-------- Quoted passage --------
In his work, Seth Godin criticizes the process of testing, saying it doesn’t inspire passion or a deep desire to know a subject (and of course, can do just the opposite.) Creativity, innovation, and motivation are traits that will set young people apart as they create job opportunities and careers for themselves in our uncertain economic climate. So how does multiple choice testing prepare young people for the world, Godin asks? His answer, of course, is that it doesn’t.

As I read through these sections, I realized, “Hey! I went to a college without tests.” It’s not something I always think about, but tests were not a learning tool that any of my professors chose to use, ever. I never once took a test in college, save for my Wilderness First Responder and CPR course. That’s it. Maybe what’s most interesting about that realization is that as radical as the notion of a test-free campus may seem to some, it’s not even the trait that first comes to my mind when I describe my former school. (I usually describe Hampshire as a school where you design your own course of study and there are no grades.) Not having tests felt so natural that I’ve hardly bothered to remember that it’s supposed to be radical.
-------- Record list --------
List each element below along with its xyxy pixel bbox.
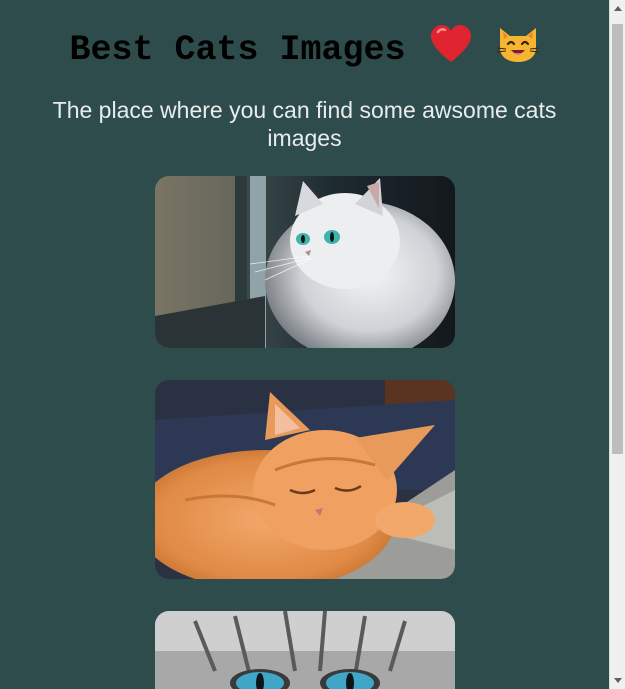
cat-image-white (155, 176, 455, 348)
scroll-up-icon[interactable] (614, 6, 622, 11)
cat-image-grey (155, 611, 455, 689)
title-text: Best Cats Images (69, 29, 406, 70)
page-subtitle: The place where you can find some awsome… (52, 97, 557, 151)
vertical-scrollbar[interactable] (609, 0, 625, 689)
page: Best Cats Images The place where you can… (0, 0, 609, 689)
cat-face-icon (496, 24, 540, 75)
page-title: Best Cats Images (0, 24, 609, 75)
scroll-down-icon[interactable] (614, 678, 622, 683)
cat-image-orange (155, 380, 455, 579)
heart-icon (429, 24, 473, 75)
scrollbar-thumb[interactable] (612, 24, 623, 454)
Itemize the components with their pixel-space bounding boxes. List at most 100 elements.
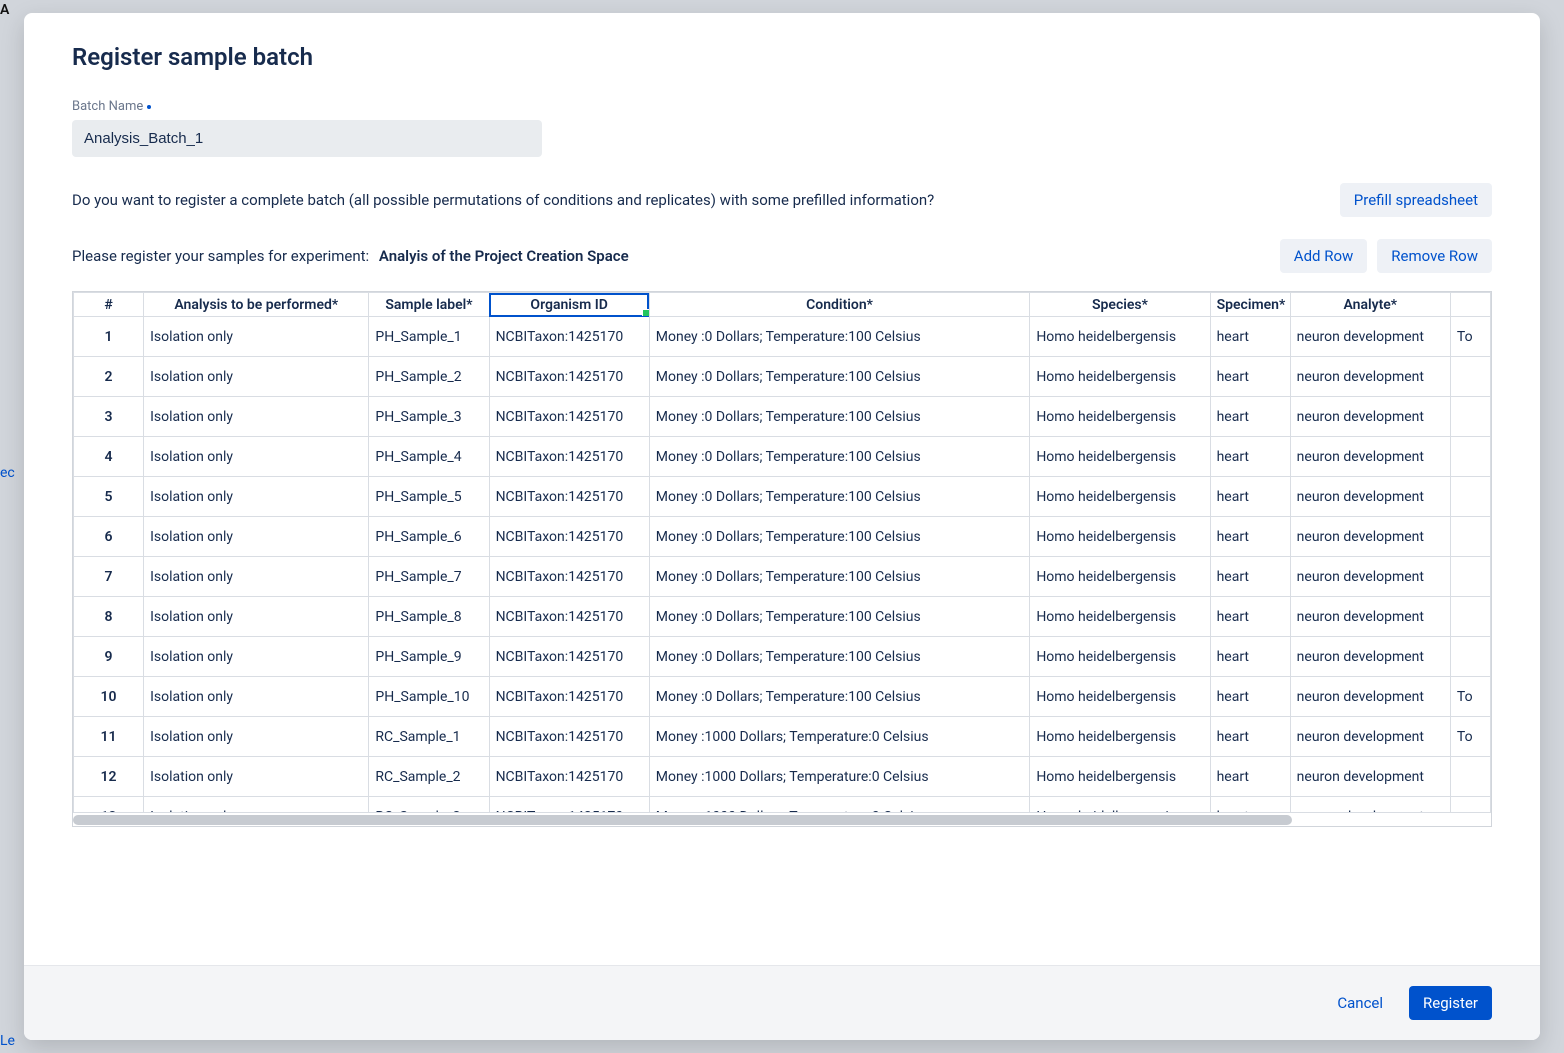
column-header[interactable]: Species*	[1030, 293, 1210, 317]
cell[interactable]: Isolation only	[144, 797, 369, 813]
register-button[interactable]: Register	[1409, 986, 1492, 1020]
cell[interactable]: Isolation only	[144, 717, 369, 757]
cell[interactable]: PH_Sample_10	[369, 677, 489, 717]
cell[interactable]: NCBITaxon:1425170	[489, 797, 649, 813]
row-number-cell[interactable]: 11	[74, 717, 144, 757]
cell[interactable]: PH_Sample_2	[369, 357, 489, 397]
row-number-cell[interactable]: 7	[74, 557, 144, 597]
add-row-button[interactable]: Add Row	[1280, 239, 1368, 273]
cell[interactable]: Money :0 Dollars; Temperature:100 Celsiu…	[649, 477, 1030, 517]
cell[interactable]: Isolation only	[144, 317, 369, 357]
spreadsheet-scroll[interactable]: #Analysis to be performed*Sample label*O…	[73, 292, 1491, 812]
cell[interactable]: Isolation only	[144, 677, 369, 717]
cell[interactable]: Isolation only	[144, 397, 369, 437]
cell[interactable]	[1450, 397, 1490, 437]
cell[interactable]: PH_Sample_1	[369, 317, 489, 357]
cell[interactable]: PH_Sample_5	[369, 477, 489, 517]
cell[interactable]: Money :0 Dollars; Temperature:100 Celsiu…	[649, 517, 1030, 557]
cell[interactable]: Money :0 Dollars; Temperature:100 Celsiu…	[649, 597, 1030, 637]
row-number-cell[interactable]: 5	[74, 477, 144, 517]
cell[interactable]: PH_Sample_3	[369, 397, 489, 437]
cell[interactable]: NCBITaxon:1425170	[489, 557, 649, 597]
column-header[interactable]	[1450, 293, 1490, 317]
prefill-spreadsheet-button[interactable]: Prefill spreadsheet	[1340, 183, 1492, 217]
cell[interactable]: heart	[1210, 437, 1290, 477]
cell[interactable]	[1450, 437, 1490, 477]
cell[interactable]: heart	[1210, 517, 1290, 557]
cell[interactable]	[1450, 757, 1490, 797]
cell[interactable]: PH_Sample_8	[369, 597, 489, 637]
cell[interactable]	[1450, 597, 1490, 637]
cell[interactable]: NCBITaxon:1425170	[489, 357, 649, 397]
cell[interactable]: Homo heidelbergensis	[1030, 757, 1210, 797]
cell[interactable]: heart	[1210, 637, 1290, 677]
cell[interactable]: Isolation only	[144, 517, 369, 557]
cell[interactable]: Money :0 Dollars; Temperature:100 Celsiu…	[649, 357, 1030, 397]
cell[interactable]: neuron development	[1290, 717, 1450, 757]
cell[interactable]: NCBITaxon:1425170	[489, 437, 649, 477]
cell[interactable]: Isolation only	[144, 597, 369, 637]
row-number-cell[interactable]: 2	[74, 357, 144, 397]
cell[interactable]: PH_Sample_9	[369, 637, 489, 677]
cell[interactable]: Homo heidelbergensis	[1030, 637, 1210, 677]
cell[interactable]: neuron development	[1290, 757, 1450, 797]
cell[interactable]: neuron development	[1290, 557, 1450, 597]
column-header[interactable]: Analyte*	[1290, 293, 1450, 317]
cell[interactable]: neuron development	[1290, 397, 1450, 437]
column-header[interactable]: Condition*	[649, 293, 1030, 317]
cell[interactable]: neuron development	[1290, 437, 1450, 477]
cell[interactable]: NCBITaxon:1425170	[489, 597, 649, 637]
cell[interactable]: NCBITaxon:1425170	[489, 477, 649, 517]
cell[interactable]: Homo heidelbergensis	[1030, 677, 1210, 717]
horizontal-scrollbar[interactable]	[73, 812, 1491, 826]
cell[interactable]: neuron development	[1290, 677, 1450, 717]
cell[interactable]: Homo heidelbergensis	[1030, 797, 1210, 813]
cell[interactable]: To	[1450, 317, 1490, 357]
cell[interactable]: Isolation only	[144, 477, 369, 517]
cell[interactable]: Homo heidelbergensis	[1030, 557, 1210, 597]
row-number-cell[interactable]: 13	[74, 797, 144, 813]
cell[interactable]: neuron development	[1290, 517, 1450, 557]
cell[interactable]: Homo heidelbergensis	[1030, 597, 1210, 637]
cell[interactable]: Isolation only	[144, 557, 369, 597]
cell[interactable]: Homo heidelbergensis	[1030, 437, 1210, 477]
row-number-cell[interactable]: 6	[74, 517, 144, 557]
cell[interactable]: Isolation only	[144, 357, 369, 397]
cell[interactable]: Homo heidelbergensis	[1030, 317, 1210, 357]
row-number-cell[interactable]: 1	[74, 317, 144, 357]
cell[interactable]: Money :0 Dollars; Temperature:100 Celsiu…	[649, 557, 1030, 597]
cell[interactable]: neuron development	[1290, 317, 1450, 357]
cell[interactable]	[1450, 557, 1490, 597]
cell[interactable]: heart	[1210, 557, 1290, 597]
cell[interactable]: neuron development	[1290, 597, 1450, 637]
cell[interactable]: NCBITaxon:1425170	[489, 677, 649, 717]
row-number-cell[interactable]: 12	[74, 757, 144, 797]
row-number-cell[interactable]: 4	[74, 437, 144, 477]
cell[interactable]: Money :0 Dollars; Temperature:100 Celsiu…	[649, 437, 1030, 477]
cell[interactable]: Money :1000 Dollars; Temperature:0 Celsi…	[649, 717, 1030, 757]
cell[interactable]: Money :1000 Dollars; Temperature:0 Celsi…	[649, 797, 1030, 813]
column-header[interactable]: Sample label*	[369, 293, 489, 317]
cell[interactable]: Isolation only	[144, 437, 369, 477]
cell[interactable]	[1450, 357, 1490, 397]
cell[interactable]	[1450, 797, 1490, 813]
row-number-cell[interactable]: 8	[74, 597, 144, 637]
cell[interactable]: PH_Sample_4	[369, 437, 489, 477]
remove-row-button[interactable]: Remove Row	[1377, 239, 1492, 273]
cell[interactable]: NCBITaxon:1425170	[489, 757, 649, 797]
horizontal-scrollbar-thumb[interactable]	[73, 815, 1292, 825]
row-number-cell[interactable]: 10	[74, 677, 144, 717]
cell[interactable]: heart	[1210, 317, 1290, 357]
cell[interactable]: Homo heidelbergensis	[1030, 717, 1210, 757]
cell[interactable]: Money :1000 Dollars; Temperature:0 Celsi…	[649, 757, 1030, 797]
cell[interactable]: NCBITaxon:1425170	[489, 517, 649, 557]
row-number-cell[interactable]: 9	[74, 637, 144, 677]
cell[interactable]: heart	[1210, 797, 1290, 813]
cell[interactable]: NCBITaxon:1425170	[489, 397, 649, 437]
cell[interactable]: To	[1450, 677, 1490, 717]
cell[interactable]: PH_Sample_7	[369, 557, 489, 597]
cell[interactable]: NCBITaxon:1425170	[489, 637, 649, 677]
cell[interactable]: neuron development	[1290, 797, 1450, 813]
cell[interactable]	[1450, 637, 1490, 677]
cell[interactable]: Money :0 Dollars; Temperature:100 Celsiu…	[649, 397, 1030, 437]
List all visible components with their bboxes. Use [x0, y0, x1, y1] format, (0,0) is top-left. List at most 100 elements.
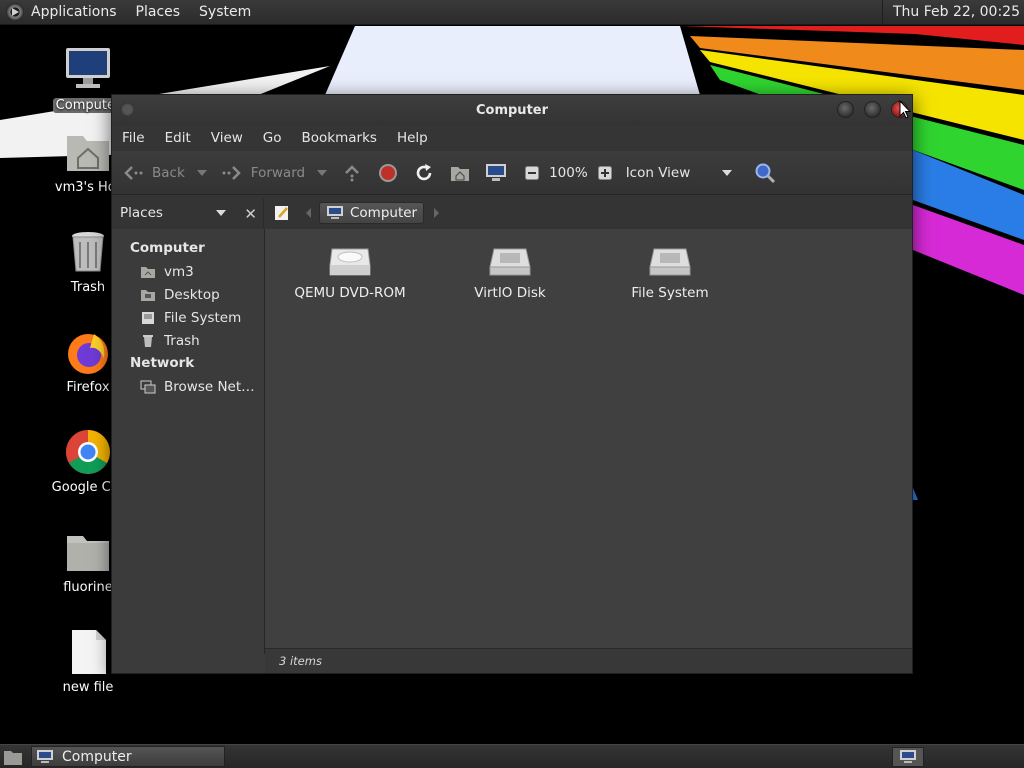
--------
Tasks ::
1. Which traits does the passage on testing say will set young people apart? List all of them.
2. Answer these from the passage on testing:
(a) According to Seth Godin, what does the process of testing fail to inspire?
(b) In which course or courses did the writer take a test in college?
(c) How does the writer usually describe Hampshire?
3. Carry on the passage about a college without tests from its last sentence.

Responses per task ::
1. Creativity, innovation, motivation

2.
(a) Passion or a deep desire to know a subject.
(b) The Wilderness First Responder and CPR course.
(c) As a school where you design your own course of study and there are no grades.

3.
I was fortunate in high school that I had passionate, engaged teachers, that I loved to read, and that I can test well. Even when I wasn’t inspired by my teachers, reading an American History textbook was lively for me, full of juicy stories and intrigue. Testing didn’t deter me because I could score well enough, (with a whole lot more struggling in math and science) and I was still engaged in learning. So, at Hampshire, where I continued to have teachers who cared about their subjects and wanted to share stories and ideas, I could focus on just the good stuff. Because there had been enough “good stuff” and engaged learning in high school for me too, even with the tests, there wasn’t a dramatic contrast for me to be thankful that I was finally rid of them. Testing, for me, just sneakily and quietly dropped out the window. And I have never missed it, not once.

So how did our professors know we were learning? I wrote a lot. I wrote paragraph responses, I wrote analytical essays about theory, I wrote literary analysis, I wrote descriptive ethnography that I turned into creative non-fiction narratives. I choreographed dance responses to required dance concert viewings. Friends of mine collaborated with one another to compose and perform music, while others created podcasts of oral histories. Did everyone, including me, who was tested this way learn the most they could have? Maybe, and maybe not. But it was always much more than a, b, c or d and almost always proved to be interesting and innovative.  And those are skills we need.

So what do you think? Does multiple choice testing have a place in our schools, at any level, ever? Is Hampshire unique or have you experienced test-free environments within your particular academic discipline?

Lessons learned from Babies: Pay Attention

My mind is whirring as I think about education, teaching, and human development. Right now I’m reading Seth Godin’s free ebook/manifesto called Stop Stealing Dreams about education reform and I’m inspired to respond as I read through.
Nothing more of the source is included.